Data for this task —
=-=-=-=-=
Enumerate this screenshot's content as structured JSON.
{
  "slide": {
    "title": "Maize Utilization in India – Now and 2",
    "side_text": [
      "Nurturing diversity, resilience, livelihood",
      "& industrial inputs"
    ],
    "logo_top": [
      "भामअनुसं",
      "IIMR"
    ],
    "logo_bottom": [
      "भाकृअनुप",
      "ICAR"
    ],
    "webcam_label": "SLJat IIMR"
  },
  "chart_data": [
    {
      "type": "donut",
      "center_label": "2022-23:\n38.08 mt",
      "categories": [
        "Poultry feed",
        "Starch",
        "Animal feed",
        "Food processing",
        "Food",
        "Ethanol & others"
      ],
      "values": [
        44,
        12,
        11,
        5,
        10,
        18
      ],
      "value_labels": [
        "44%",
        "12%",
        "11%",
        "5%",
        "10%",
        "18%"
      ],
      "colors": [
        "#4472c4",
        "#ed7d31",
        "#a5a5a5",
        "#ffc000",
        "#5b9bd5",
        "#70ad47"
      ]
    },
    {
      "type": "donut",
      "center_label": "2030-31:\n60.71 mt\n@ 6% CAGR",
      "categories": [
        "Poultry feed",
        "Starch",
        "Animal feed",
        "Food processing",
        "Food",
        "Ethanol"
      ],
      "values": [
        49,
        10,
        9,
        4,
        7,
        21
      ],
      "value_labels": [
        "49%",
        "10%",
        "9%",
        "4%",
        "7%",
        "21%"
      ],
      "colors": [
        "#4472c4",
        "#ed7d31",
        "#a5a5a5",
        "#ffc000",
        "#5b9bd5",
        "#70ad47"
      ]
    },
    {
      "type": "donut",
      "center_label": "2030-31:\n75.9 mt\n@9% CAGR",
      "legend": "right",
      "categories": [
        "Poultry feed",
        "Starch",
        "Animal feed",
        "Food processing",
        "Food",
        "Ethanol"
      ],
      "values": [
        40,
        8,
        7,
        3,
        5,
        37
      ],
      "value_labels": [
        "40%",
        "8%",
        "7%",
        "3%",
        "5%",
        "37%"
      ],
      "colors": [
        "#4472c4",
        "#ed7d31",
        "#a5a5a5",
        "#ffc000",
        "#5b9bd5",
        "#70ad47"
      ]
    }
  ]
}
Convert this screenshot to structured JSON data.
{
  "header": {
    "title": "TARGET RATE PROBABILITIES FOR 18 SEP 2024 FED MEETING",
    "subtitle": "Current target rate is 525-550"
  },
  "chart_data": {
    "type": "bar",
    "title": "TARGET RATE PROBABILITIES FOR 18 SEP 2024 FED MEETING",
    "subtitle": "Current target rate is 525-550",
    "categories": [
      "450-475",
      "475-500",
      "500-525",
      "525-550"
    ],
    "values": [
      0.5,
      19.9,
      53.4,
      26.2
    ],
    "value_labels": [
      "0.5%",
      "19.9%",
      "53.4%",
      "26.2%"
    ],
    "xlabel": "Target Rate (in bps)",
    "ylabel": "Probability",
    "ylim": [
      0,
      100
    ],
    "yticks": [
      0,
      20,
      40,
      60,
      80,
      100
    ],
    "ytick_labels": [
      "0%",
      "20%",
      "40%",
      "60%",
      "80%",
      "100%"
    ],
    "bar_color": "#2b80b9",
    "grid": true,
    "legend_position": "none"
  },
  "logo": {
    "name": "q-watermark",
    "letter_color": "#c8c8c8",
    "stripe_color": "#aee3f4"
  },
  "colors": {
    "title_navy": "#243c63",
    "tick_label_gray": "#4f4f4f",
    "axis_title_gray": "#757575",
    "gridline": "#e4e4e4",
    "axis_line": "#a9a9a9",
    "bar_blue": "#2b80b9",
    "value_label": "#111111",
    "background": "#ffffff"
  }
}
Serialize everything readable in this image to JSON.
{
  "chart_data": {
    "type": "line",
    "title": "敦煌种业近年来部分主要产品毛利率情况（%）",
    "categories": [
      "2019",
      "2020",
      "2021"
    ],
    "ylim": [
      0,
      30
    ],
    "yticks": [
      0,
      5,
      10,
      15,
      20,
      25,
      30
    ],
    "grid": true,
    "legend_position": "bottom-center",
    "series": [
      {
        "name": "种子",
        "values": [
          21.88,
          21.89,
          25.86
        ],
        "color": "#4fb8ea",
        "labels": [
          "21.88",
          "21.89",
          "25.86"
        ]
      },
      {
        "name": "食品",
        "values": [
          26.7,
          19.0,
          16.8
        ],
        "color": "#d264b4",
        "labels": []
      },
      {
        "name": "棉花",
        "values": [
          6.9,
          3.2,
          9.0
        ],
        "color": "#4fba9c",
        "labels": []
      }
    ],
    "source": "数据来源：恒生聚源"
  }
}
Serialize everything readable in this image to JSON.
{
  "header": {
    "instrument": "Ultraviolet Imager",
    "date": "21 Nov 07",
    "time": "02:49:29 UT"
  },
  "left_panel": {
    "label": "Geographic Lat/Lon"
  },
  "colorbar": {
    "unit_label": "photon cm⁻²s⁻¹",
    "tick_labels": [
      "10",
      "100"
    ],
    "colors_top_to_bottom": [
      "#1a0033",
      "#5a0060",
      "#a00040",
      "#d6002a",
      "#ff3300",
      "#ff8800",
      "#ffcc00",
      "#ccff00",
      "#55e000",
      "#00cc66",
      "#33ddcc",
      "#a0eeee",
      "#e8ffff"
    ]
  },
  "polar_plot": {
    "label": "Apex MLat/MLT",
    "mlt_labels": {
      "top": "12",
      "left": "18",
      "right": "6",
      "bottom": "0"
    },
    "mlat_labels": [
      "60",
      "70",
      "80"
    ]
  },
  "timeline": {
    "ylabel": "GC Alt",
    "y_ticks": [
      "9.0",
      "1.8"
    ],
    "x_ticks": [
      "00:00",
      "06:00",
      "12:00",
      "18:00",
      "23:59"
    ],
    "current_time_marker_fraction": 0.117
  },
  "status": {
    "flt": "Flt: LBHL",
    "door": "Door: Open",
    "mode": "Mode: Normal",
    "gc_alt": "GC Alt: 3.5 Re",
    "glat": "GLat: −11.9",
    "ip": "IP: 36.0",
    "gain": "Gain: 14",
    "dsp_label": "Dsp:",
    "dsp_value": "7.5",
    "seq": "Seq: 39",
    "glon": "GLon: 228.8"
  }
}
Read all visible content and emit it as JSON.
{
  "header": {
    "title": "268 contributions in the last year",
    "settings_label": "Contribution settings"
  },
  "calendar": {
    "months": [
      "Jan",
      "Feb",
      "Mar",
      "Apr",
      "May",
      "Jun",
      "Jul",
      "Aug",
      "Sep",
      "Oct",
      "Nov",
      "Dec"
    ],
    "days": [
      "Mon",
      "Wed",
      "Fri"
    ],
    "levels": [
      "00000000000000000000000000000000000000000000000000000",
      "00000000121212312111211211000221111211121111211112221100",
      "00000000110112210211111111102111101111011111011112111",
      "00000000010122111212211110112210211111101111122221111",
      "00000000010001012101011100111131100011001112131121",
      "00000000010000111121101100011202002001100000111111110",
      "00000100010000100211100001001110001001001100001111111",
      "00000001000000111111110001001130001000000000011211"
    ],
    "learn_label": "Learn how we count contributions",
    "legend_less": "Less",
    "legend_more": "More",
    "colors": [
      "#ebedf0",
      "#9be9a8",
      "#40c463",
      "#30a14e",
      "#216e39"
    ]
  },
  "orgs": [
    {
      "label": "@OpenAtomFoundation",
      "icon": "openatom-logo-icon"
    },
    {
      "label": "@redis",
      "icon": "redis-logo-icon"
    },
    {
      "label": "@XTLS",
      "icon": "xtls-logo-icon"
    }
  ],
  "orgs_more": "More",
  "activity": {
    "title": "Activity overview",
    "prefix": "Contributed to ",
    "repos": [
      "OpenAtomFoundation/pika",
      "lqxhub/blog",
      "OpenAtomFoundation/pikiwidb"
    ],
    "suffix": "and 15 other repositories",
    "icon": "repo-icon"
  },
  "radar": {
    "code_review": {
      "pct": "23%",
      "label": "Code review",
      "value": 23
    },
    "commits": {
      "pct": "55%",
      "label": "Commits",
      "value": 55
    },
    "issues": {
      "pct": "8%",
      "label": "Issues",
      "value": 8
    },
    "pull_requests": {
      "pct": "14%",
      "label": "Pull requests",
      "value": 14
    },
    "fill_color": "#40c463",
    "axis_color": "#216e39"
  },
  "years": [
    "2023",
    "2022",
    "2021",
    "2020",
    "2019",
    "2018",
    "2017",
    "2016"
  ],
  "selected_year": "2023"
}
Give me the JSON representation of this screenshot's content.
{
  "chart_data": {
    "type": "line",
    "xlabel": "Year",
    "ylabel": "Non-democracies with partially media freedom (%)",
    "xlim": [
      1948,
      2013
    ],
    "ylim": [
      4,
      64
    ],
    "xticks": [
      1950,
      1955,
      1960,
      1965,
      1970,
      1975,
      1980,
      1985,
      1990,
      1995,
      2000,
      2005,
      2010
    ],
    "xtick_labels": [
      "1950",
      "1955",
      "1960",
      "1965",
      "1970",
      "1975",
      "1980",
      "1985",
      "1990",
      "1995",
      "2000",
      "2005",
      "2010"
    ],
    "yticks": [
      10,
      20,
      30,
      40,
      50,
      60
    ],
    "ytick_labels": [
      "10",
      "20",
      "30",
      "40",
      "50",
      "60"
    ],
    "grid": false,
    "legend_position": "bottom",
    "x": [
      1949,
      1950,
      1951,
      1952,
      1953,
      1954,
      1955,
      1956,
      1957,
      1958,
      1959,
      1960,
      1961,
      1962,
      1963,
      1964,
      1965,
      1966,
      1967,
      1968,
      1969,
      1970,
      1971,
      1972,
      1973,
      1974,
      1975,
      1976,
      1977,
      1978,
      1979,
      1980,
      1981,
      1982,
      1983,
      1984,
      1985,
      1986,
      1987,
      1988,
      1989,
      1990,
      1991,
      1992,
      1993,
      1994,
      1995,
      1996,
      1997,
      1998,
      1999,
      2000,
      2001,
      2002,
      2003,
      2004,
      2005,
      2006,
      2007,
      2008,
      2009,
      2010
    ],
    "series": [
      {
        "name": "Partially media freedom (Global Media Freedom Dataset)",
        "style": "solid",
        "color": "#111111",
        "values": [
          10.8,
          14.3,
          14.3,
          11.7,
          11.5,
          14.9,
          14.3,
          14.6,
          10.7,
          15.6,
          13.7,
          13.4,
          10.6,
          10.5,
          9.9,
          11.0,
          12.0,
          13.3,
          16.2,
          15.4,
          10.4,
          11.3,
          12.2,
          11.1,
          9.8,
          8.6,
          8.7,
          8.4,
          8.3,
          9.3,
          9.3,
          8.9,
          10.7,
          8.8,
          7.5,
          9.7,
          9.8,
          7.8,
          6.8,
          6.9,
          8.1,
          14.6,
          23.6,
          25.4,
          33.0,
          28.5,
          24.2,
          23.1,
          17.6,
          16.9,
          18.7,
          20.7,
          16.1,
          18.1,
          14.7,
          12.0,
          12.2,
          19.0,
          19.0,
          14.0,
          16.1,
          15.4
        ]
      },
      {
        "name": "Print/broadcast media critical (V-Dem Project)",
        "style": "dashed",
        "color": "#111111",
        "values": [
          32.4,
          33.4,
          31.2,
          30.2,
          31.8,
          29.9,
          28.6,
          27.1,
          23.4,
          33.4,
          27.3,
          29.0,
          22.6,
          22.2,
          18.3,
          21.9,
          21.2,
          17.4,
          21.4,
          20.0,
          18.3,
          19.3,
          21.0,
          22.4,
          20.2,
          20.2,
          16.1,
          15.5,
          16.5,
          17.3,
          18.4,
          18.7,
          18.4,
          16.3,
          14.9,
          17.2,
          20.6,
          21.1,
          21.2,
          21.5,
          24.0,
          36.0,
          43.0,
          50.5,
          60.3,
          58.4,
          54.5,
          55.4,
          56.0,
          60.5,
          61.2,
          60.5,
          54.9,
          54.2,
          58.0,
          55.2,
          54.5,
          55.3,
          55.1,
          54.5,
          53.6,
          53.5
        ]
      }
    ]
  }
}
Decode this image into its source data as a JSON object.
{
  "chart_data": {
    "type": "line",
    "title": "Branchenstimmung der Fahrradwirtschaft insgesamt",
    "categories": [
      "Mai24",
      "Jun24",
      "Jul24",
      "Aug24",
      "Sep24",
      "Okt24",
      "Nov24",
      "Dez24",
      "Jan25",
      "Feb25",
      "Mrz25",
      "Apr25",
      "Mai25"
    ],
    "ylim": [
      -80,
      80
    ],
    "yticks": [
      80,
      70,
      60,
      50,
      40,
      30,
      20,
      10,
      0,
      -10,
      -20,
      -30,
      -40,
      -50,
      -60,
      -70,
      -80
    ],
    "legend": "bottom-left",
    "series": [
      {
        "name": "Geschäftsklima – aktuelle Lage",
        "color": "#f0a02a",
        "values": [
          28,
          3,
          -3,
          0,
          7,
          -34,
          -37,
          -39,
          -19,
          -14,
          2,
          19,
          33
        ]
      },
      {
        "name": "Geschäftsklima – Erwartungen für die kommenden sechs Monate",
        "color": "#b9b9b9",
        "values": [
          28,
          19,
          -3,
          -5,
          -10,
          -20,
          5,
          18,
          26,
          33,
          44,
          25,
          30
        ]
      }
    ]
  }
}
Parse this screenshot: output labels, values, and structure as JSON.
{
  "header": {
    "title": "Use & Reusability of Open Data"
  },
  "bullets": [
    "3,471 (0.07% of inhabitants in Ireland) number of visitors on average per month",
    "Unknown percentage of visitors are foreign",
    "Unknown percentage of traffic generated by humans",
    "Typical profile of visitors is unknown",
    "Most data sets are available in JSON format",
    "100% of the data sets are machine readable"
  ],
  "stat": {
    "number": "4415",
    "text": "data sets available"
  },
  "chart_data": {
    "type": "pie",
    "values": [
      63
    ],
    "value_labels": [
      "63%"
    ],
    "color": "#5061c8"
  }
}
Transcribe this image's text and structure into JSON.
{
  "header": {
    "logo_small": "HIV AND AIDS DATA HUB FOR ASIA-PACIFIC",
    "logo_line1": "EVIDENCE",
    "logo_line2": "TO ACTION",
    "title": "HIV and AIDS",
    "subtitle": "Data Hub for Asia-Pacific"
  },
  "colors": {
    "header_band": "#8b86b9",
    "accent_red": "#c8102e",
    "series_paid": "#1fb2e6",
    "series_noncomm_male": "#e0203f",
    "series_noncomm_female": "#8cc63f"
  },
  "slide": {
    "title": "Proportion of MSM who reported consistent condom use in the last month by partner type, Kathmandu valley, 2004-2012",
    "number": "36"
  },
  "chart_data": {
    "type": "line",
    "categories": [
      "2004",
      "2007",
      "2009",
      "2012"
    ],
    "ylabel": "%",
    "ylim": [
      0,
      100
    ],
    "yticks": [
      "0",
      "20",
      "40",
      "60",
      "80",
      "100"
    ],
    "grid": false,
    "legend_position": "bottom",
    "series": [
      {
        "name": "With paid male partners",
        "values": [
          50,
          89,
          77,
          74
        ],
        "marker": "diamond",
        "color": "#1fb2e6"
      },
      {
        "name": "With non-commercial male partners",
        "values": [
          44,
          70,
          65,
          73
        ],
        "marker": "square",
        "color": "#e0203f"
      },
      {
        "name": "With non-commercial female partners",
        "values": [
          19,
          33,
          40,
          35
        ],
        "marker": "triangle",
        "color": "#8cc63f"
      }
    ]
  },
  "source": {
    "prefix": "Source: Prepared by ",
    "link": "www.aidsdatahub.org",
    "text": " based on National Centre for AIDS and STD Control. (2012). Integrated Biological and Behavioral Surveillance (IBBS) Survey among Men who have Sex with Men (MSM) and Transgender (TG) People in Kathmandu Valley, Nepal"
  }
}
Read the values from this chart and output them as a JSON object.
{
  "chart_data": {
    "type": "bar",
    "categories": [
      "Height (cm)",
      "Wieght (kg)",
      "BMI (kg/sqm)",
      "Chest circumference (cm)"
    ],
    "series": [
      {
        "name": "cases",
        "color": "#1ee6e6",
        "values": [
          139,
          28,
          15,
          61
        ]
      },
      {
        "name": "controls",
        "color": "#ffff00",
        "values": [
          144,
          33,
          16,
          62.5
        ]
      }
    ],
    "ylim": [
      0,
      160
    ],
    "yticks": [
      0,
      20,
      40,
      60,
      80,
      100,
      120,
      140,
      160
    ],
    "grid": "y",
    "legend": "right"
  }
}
=-=-=-=-=
Prompt —
Considering only the records above, state the number of lines that include the word "subtitle", with nothing added.

Result for this task —
3